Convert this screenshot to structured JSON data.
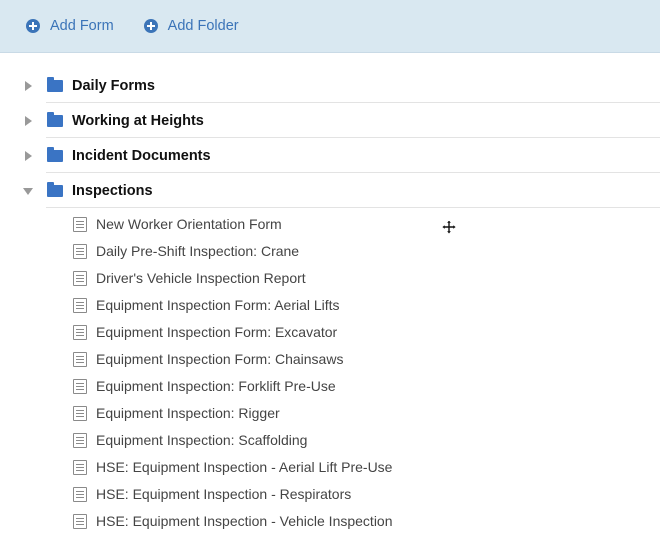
{
  "toolbar": {
    "add_form_label": "Add Form",
    "add_folder_label": "Add Folder",
    "accent_color": "#3b74b8",
    "icon": "plus-circle-icon"
  },
  "tree": {
    "folders": [
      {
        "label": "Daily Forms",
        "state": "collapsed"
      },
      {
        "label": "Working at Heights",
        "state": "collapsed"
      },
      {
        "label": "Incident Documents",
        "state": "collapsed"
      },
      {
        "label": "Inspections",
        "state": "expanded"
      }
    ],
    "inspections_forms": [
      "New Worker Orientation Form",
      "Daily Pre-Shift Inspection: Crane",
      "Driver's Vehicle Inspection Report",
      "Equipment Inspection Form: Aerial Lifts",
      "Equipment Inspection Form: Excavator",
      "Equipment Inspection Form: Chainsaws",
      "Equipment Inspection: Forklift Pre-Use",
      "Equipment Inspection: Rigger",
      "Equipment Inspection: Scaffolding",
      "HSE: Equipment Inspection - Aerial Lift Pre-Use",
      "HSE: Equipment Inspection - Respirators",
      "HSE: Equipment Inspection - Vehicle Inspection"
    ],
    "folder_color": "#3a74c4",
    "folder_icon": "folder-icon",
    "form_icon": "document-icon"
  }
}
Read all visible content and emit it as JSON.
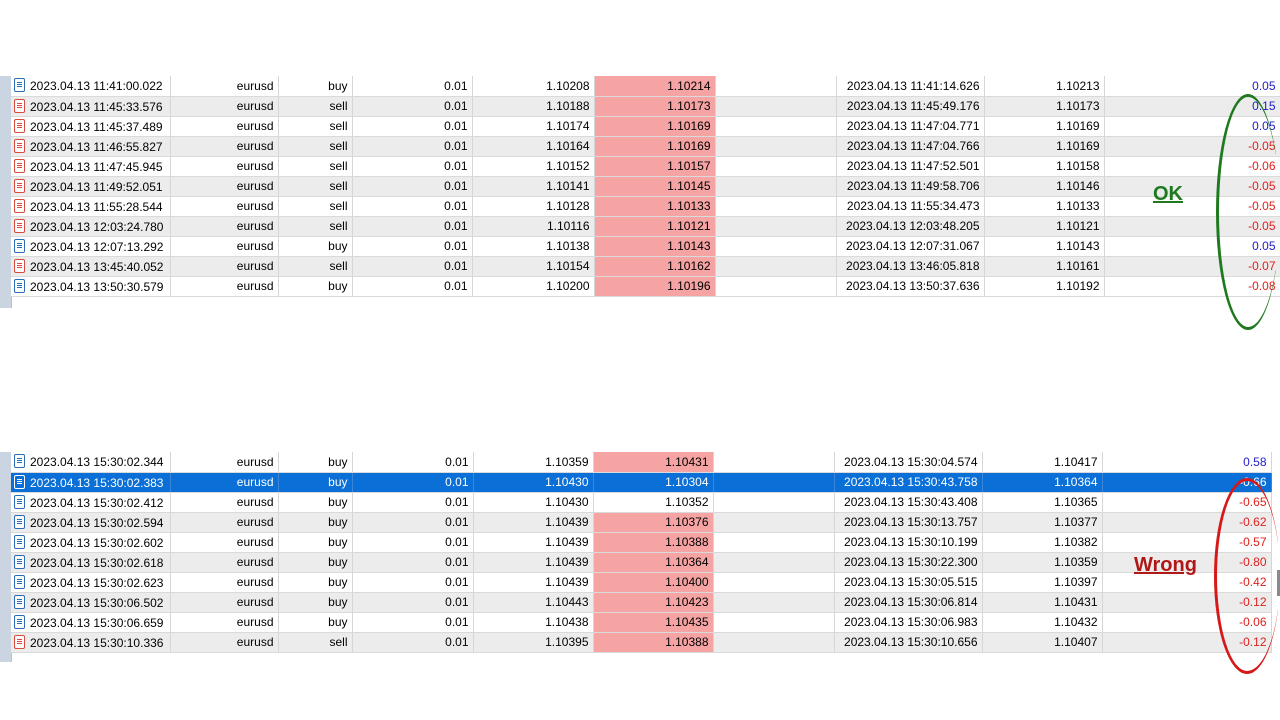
------------------------------------------------
- [Required work] The material above holds pictures; copy everything else in it exactly.

- [Solution to the exercise]
Convert this screenshot to structured JSON data.
{
  "toolbar": {
    "add_form_label": "Add Form",
    "add_folder_label": "Add Folder",
    "accent_color": "#3b74b8",
    "icon": "plus-circle-icon"
  },
  "tree": {
    "folders": [
      {
        "label": "Daily Forms",
        "state": "collapsed"
      },
      {
        "label": "Working at Heights",
        "state": "collapsed"
      },
      {
        "label": "Incident Documents",
        "state": "collapsed"
      },
      {
        "label": "Inspections",
        "state": "expanded"
      }
    ],
    "inspections_forms": [
      "New Worker Orientation Form",
      "Daily Pre-Shift Inspection: Crane",
      "Driver's Vehicle Inspection Report",
      "Equipment Inspection Form: Aerial Lifts",
      "Equipment Inspection Form: Excavator",
      "Equipment Inspection Form: Chainsaws",
      "Equipment Inspection: Forklift Pre-Use",
      "Equipment Inspection: Rigger",
      "Equipment Inspection: Scaffolding",
      "HSE: Equipment Inspection - Aerial Lift Pre-Use",
      "HSE: Equipment Inspection - Respirators",
      "HSE: Equipment Inspection - Vehicle Inspection"
    ],
    "folder_color": "#3a74c4",
    "folder_icon": "folder-icon",
    "form_icon": "document-icon"
  }
}
Read all visible content and emit it as JSON.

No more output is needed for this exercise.